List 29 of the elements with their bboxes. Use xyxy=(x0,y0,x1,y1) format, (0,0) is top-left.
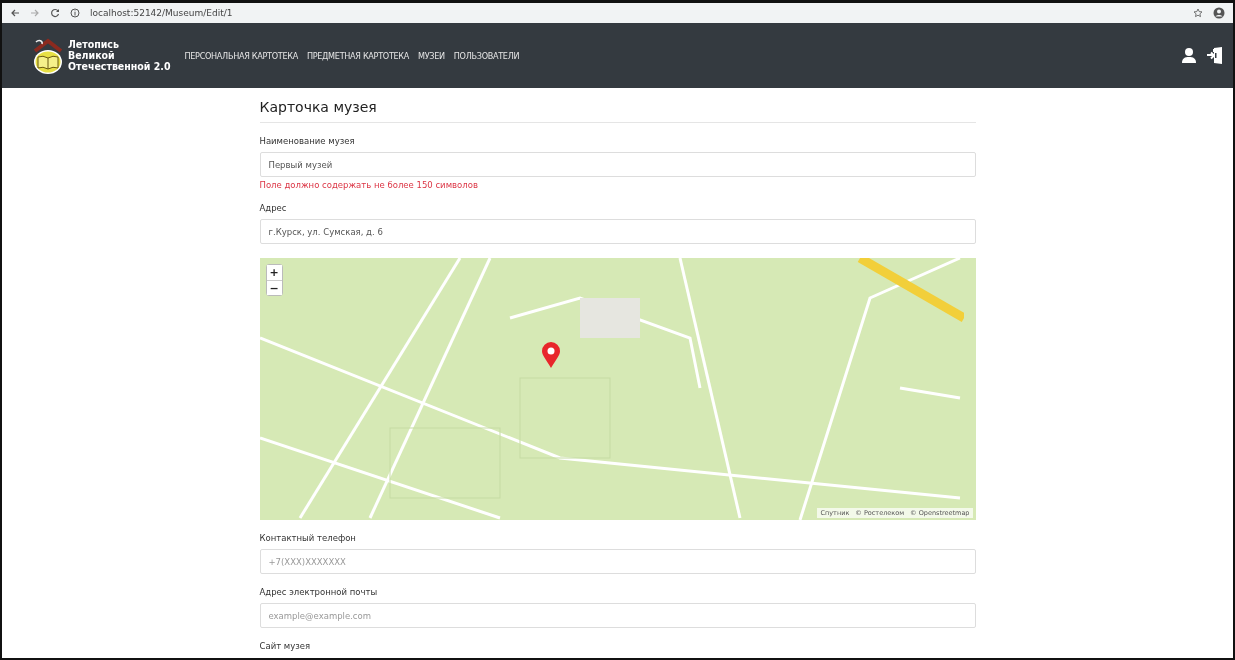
brand-title-line[interactable]: Великой xyxy=(68,50,171,61)
account-icon[interactable] xyxy=(1213,7,1225,19)
field-label: Наименование музея xyxy=(259,136,356,146)
text-field[interactable]: Первый музей xyxy=(259,152,976,177)
brand-title-line[interactable]: Летопись xyxy=(68,39,171,50)
page-title: Карточка музея xyxy=(259,96,976,123)
user-icon[interactable] xyxy=(1181,47,1197,63)
field-label: Адрес xyxy=(259,203,288,213)
zoom-out-button[interactable]: − xyxy=(266,280,282,295)
field-label: Сайт музея xyxy=(259,641,312,651)
text-field[interactable]: example@example.com xyxy=(259,603,976,628)
field-label: Контактный телефон xyxy=(259,533,357,543)
map-marker-icon[interactable] xyxy=(541,342,560,368)
brand-title-line[interactable]: Отечественной 2.0 xyxy=(68,61,171,72)
sign-in-icon[interactable] xyxy=(1207,47,1223,64)
nav-link[interactable]: ПЕРСОНАЛЬНАЯ КАРТОТЕКА xyxy=(184,50,298,61)
nav-link[interactable]: МУЗЕИ xyxy=(418,50,445,61)
url-text[interactable]: localhost:52142/Museum/Edit/1 xyxy=(90,8,233,18)
info-icon[interactable] xyxy=(70,8,80,18)
validation-error: Поле должно содержать не более 150 символов xyxy=(259,180,479,190)
book-house-logo-icon[interactable] xyxy=(32,36,64,75)
back-icon[interactable] xyxy=(10,8,20,18)
text-field[interactable]: +7(XXX)XXXXXXX xyxy=(259,549,976,574)
text-field[interactable]: г.Курск, ул. Сумская, д. 6 xyxy=(259,219,976,244)
star-icon[interactable] xyxy=(1193,8,1203,18)
nav-link[interactable]: ПРЕДМЕТНАЯ КАРТОТЕКА xyxy=(306,50,410,61)
reload-icon[interactable] xyxy=(50,8,60,18)
nav-link[interactable]: ПОЛЬЗОВАТЕЛИ xyxy=(453,50,520,61)
field-label: Адрес электронной почты xyxy=(259,587,379,597)
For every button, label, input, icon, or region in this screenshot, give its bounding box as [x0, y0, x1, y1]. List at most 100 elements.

[OBJECTIVE]:
Turn every line of the items above into a Markdown table with two columns, Row and Line, numbering each line in order and skipping blank lines. Leave the pictures out of the answer.

[THE ANSWER]:
| Row | Line |
|---|---|
| 1 | List 29 of the elements with their bboxes. Use xyxy=(x0,y0,x1,y1) format, (0,0) is top-left. |
| 2 | brand-title-line[interactable]: Великой xyxy=(68,50,171,61) |
| 3 | account-icon[interactable] xyxy=(1213,7,1225,19) |
| 4 | field-label: Наименование музея xyxy=(259,136,356,146) |
| 5 | text-field[interactable]: Первый музей xyxy=(259,152,976,177) |
| 6 | brand-title-line[interactable]: Летопись xyxy=(68,39,171,50) |
| 7 | page-title: Карточка музея xyxy=(259,96,976,123) |
| 8 | user-icon[interactable] xyxy=(1181,47,1197,63) |
| 9 | field-label: Адрес xyxy=(259,203,288,213) |
| 10 | zoom-out-button[interactable]: − xyxy=(266,280,282,295) |
| 11 | field-label: Сайт музея xyxy=(259,641,312,651) |
| 12 | text-field[interactable]: example@example.com xyxy=(259,603,976,628) |
| 13 | field-label: Контактный телефон xyxy=(259,533,357,543) |
| 14 | map-marker-icon[interactable] xyxy=(541,342,560,368) |
| 15 | brand-title-line[interactable]: Отечественной 2.0 xyxy=(68,61,171,72) |
| 16 | sign-in-icon[interactable] xyxy=(1207,47,1223,64) |
| 17 | nav-link[interactable]: ПЕРСОНАЛЬНАЯ КАРТОТЕКА xyxy=(184,50,298,61) |
| 18 | nav-link[interactable]: МУЗЕИ xyxy=(418,50,445,61) |
| 19 | url-text[interactable]: localhost:52142/Museum/Edit/1 xyxy=(90,8,233,18) |
| 20 | info-icon[interactable] xyxy=(70,8,80,18) |
| 21 | validation-error: Поле должно содержать не более 150 символов xyxy=(259,180,479,190) |
| 22 | book-house-logo-icon[interactable] xyxy=(32,36,64,75) |
| 23 | back-icon[interactable] xyxy=(10,8,20,18) |
| 24 | text-field[interactable]: +7(XXX)XXXXXXX xyxy=(259,549,976,574) |
| 25 | text-field[interactable]: г.Курск, ул. Сумская, д. 6 xyxy=(259,219,976,244) |
| 26 | star-icon[interactable] xyxy=(1193,8,1203,18) |
| 27 | nav-link[interactable]: ПРЕДМЕТНАЯ КАРТОТЕКА xyxy=(306,50,410,61) |
| 28 | reload-icon[interactable] xyxy=(50,8,60,18) |
| 29 | nav-link[interactable]: ПОЛЬЗОВАТЕЛИ xyxy=(453,50,520,61) |
| 30 | field-label: Адрес электронной почты xyxy=(259,587,379,597) |
| 31 | For every button, label, input, icon, or region in this screenshot, give its bounding box as [x0, y0, x1, y1]. List at most 100 elements. |